◆ STATED PROBLEM: Tally up how many lines in the listing below contain the string "Teresa", and give only the total.

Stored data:
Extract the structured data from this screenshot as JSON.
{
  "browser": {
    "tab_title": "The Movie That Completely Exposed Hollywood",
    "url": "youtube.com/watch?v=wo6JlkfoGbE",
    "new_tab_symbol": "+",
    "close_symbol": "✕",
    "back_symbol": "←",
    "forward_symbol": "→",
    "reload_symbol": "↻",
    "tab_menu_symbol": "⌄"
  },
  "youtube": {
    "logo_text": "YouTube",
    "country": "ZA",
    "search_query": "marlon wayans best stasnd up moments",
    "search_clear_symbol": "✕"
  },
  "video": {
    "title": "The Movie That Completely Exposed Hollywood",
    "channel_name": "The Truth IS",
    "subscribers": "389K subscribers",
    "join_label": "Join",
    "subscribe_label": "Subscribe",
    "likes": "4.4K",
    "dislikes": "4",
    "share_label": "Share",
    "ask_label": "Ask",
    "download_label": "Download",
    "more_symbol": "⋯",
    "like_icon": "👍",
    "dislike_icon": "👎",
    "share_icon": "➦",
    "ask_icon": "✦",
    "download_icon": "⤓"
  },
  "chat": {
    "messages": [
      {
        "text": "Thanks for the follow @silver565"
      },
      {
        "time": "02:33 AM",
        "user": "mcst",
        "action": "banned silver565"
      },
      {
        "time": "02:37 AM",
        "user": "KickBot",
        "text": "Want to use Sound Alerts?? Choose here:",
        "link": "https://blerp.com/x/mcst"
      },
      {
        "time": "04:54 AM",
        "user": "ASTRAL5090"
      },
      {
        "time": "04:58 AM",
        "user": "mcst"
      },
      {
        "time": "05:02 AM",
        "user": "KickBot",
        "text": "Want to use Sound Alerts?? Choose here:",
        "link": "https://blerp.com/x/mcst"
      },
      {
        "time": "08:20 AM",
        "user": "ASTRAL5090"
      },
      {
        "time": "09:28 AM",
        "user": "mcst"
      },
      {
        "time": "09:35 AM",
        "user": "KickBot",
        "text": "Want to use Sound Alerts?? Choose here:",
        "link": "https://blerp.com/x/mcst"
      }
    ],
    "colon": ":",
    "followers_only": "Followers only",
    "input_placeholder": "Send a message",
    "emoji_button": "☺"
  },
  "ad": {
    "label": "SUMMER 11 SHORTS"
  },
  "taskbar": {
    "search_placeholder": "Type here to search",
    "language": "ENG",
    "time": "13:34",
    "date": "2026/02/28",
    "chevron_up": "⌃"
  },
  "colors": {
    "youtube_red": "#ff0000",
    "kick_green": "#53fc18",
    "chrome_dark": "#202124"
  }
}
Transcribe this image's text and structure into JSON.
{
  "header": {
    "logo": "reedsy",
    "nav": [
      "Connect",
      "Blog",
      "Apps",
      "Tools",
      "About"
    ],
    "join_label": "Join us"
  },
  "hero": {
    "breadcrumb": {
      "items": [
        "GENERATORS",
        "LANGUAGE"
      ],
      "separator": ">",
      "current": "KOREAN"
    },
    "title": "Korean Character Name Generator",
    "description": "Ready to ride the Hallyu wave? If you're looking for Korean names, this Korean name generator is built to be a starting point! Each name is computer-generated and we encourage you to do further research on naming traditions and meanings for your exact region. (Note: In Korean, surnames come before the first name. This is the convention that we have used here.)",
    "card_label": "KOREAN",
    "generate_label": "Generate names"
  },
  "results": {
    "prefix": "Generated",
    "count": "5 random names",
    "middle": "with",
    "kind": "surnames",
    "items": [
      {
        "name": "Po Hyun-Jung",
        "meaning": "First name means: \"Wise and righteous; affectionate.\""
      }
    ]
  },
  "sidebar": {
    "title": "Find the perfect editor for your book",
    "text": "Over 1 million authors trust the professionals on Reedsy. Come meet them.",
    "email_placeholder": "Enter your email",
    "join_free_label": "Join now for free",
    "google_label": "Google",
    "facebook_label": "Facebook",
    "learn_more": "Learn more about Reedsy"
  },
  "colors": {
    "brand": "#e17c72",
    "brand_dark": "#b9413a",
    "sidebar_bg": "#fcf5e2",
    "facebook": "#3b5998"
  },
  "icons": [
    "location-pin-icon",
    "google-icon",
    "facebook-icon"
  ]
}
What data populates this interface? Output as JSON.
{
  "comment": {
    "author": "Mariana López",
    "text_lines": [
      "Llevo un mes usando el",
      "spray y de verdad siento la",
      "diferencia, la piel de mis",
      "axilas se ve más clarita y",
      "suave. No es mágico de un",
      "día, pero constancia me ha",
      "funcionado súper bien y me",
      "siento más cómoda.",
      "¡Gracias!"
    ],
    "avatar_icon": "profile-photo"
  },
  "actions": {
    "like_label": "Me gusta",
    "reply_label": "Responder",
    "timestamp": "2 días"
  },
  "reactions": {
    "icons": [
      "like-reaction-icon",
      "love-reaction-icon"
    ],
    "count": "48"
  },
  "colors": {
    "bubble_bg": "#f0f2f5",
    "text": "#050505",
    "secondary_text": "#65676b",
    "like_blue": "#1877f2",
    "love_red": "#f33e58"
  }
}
* * *
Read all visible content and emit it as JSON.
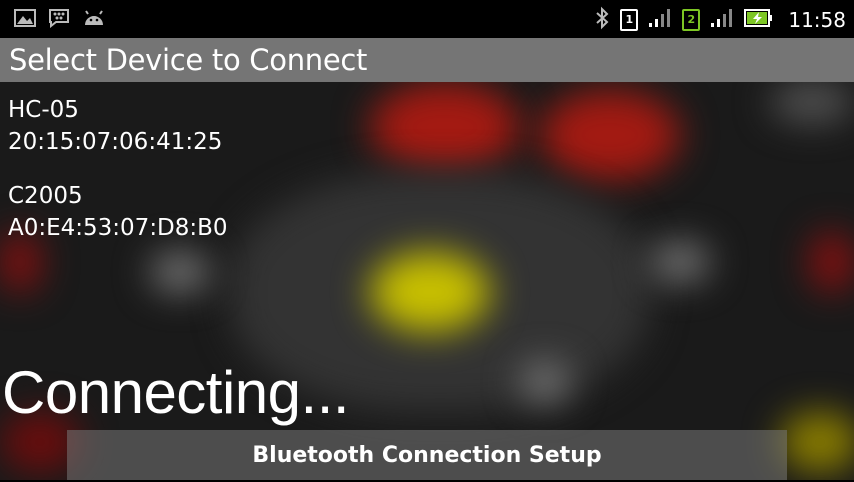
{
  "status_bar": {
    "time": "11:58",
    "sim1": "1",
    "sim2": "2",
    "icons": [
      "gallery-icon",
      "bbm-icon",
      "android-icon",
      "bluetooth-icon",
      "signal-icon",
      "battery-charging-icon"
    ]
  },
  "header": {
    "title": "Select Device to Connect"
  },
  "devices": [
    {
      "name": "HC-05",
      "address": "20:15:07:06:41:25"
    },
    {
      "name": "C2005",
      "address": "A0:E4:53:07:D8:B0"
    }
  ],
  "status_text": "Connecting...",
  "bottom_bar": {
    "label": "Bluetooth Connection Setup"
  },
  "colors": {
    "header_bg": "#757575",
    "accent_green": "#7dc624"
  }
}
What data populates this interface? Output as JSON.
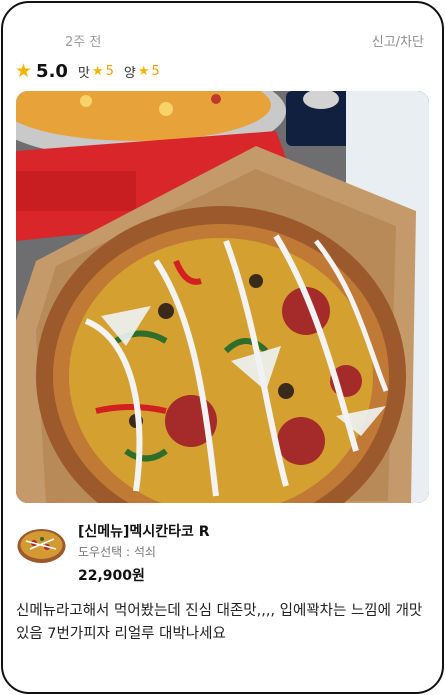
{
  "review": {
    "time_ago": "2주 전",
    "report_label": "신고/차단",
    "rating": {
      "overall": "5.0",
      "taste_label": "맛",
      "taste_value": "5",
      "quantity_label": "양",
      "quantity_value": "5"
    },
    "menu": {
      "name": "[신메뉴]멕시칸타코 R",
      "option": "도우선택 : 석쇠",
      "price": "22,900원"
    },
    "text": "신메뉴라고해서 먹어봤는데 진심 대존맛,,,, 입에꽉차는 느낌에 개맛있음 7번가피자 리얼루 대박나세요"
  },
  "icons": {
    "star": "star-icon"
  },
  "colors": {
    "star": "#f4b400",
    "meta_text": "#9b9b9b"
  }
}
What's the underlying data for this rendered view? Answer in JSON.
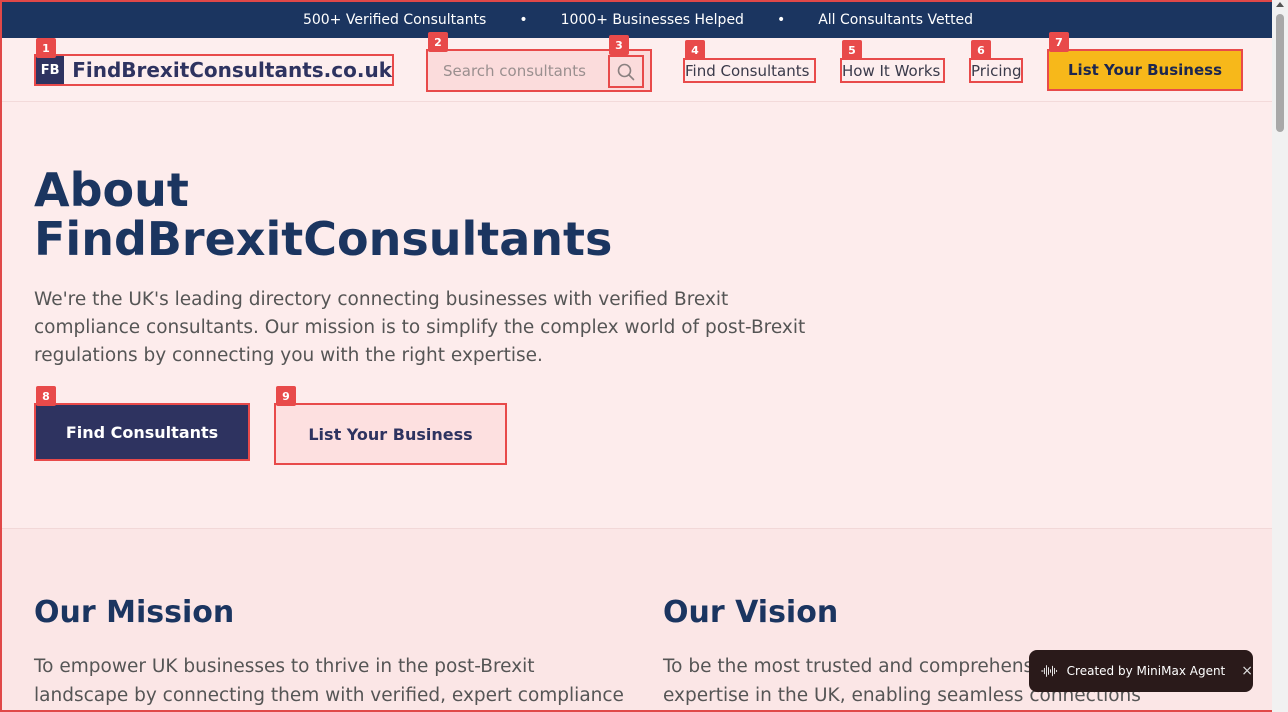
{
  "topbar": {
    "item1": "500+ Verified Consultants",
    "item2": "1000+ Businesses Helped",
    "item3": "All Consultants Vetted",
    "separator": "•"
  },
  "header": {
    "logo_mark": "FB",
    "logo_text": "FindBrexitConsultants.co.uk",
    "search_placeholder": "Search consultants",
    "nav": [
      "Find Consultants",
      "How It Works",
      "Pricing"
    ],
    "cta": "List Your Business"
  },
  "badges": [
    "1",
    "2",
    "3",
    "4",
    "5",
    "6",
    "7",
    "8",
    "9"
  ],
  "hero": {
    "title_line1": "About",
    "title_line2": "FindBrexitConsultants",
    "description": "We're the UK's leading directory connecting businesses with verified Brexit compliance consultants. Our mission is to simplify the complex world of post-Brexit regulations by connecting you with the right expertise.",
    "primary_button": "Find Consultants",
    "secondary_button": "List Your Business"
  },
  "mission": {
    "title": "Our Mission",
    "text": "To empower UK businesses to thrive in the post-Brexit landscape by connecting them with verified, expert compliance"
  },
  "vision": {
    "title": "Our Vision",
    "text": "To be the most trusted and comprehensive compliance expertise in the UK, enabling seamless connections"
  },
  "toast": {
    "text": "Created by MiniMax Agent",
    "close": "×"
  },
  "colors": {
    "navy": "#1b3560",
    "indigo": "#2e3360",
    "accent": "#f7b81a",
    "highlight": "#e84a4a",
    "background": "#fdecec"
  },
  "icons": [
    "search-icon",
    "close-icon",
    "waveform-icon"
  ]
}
* * *
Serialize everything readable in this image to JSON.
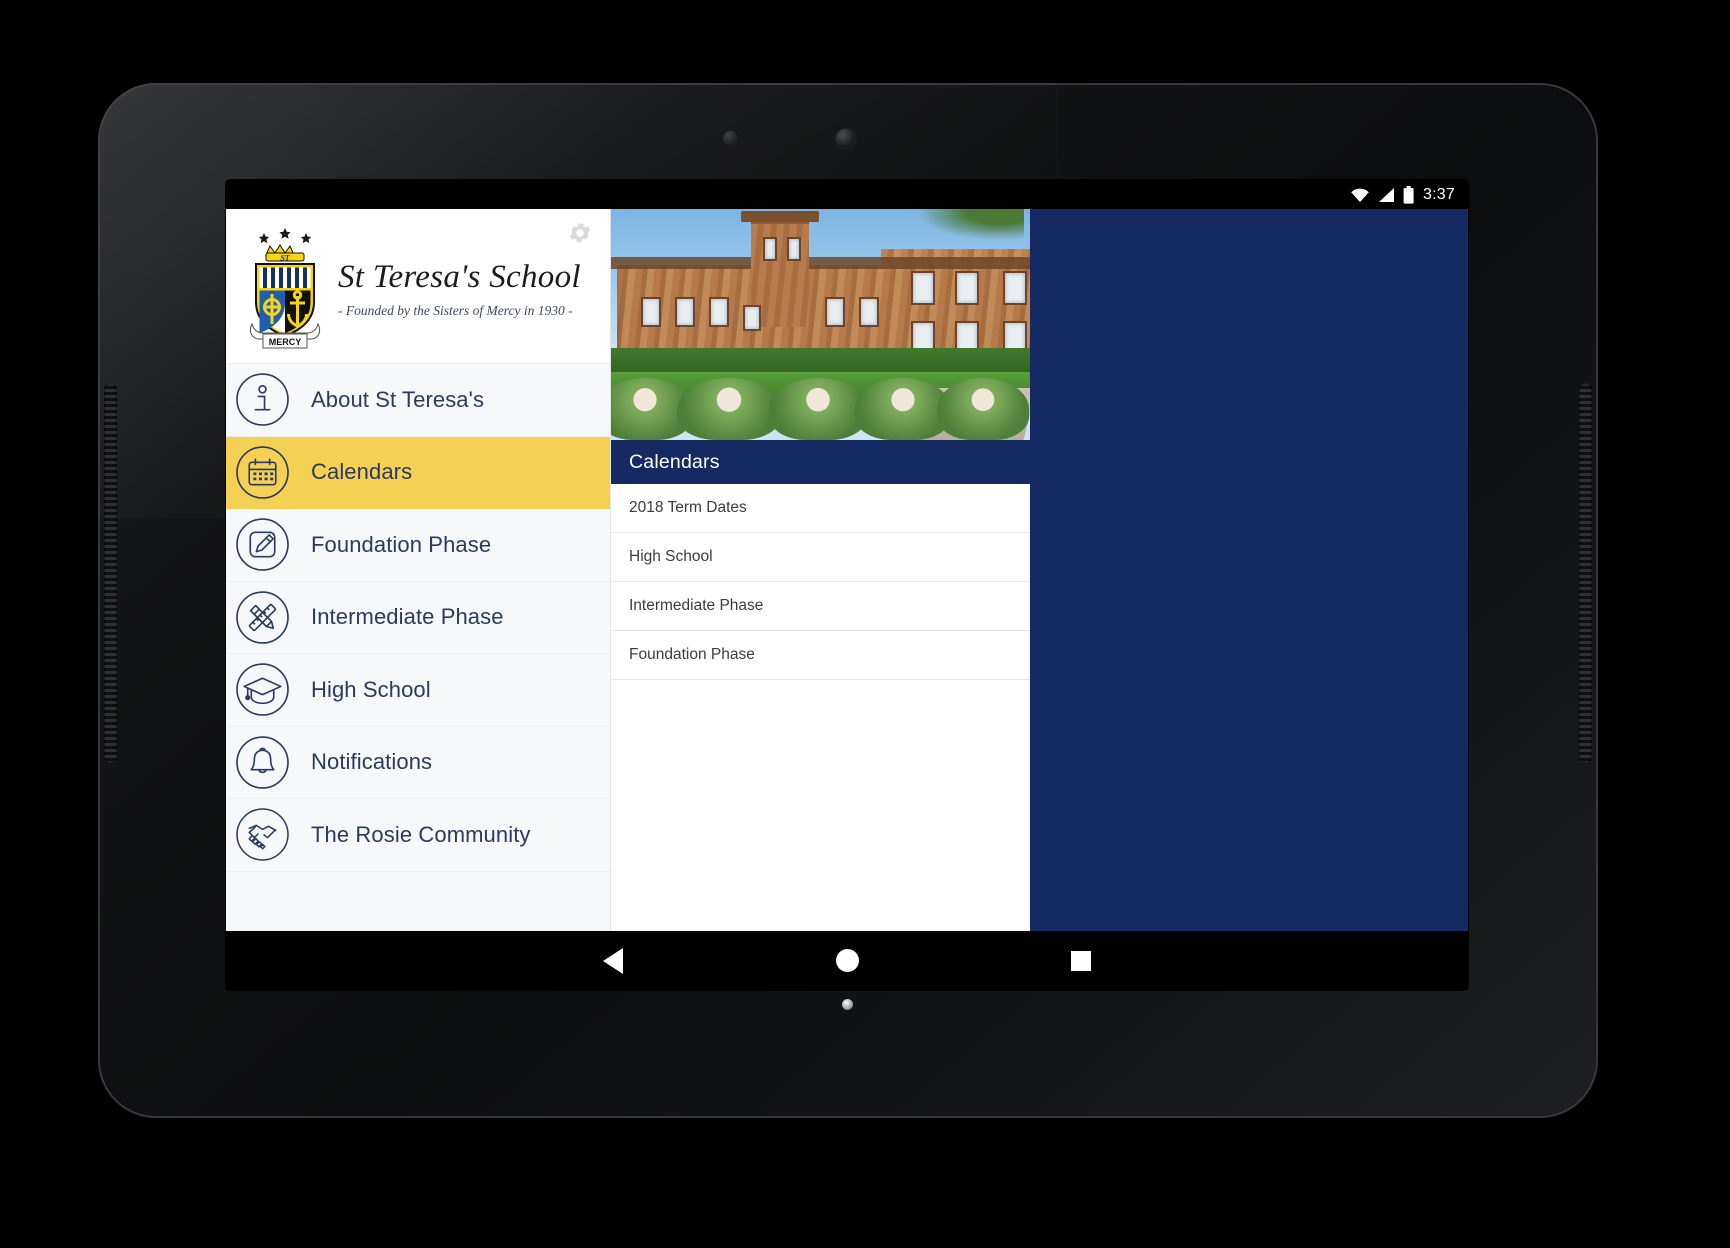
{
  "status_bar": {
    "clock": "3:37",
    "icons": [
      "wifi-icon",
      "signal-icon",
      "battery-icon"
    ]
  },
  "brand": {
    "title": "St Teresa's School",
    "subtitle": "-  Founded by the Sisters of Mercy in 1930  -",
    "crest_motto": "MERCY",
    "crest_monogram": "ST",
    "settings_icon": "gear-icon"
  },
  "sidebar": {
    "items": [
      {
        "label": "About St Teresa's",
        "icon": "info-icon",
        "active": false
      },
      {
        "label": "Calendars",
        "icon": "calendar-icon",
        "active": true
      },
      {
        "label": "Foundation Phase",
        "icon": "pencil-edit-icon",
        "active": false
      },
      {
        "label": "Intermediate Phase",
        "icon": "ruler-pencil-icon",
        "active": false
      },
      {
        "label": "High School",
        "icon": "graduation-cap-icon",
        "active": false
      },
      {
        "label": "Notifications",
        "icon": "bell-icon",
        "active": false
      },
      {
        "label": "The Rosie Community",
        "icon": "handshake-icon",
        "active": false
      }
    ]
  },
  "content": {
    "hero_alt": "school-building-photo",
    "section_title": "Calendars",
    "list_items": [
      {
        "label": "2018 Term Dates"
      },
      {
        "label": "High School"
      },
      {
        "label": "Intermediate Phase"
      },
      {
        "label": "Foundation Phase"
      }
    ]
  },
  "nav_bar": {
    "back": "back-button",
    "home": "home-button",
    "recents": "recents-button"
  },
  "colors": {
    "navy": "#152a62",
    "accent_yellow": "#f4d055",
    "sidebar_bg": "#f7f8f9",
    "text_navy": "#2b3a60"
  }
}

◆ TASK RESPONSE: 2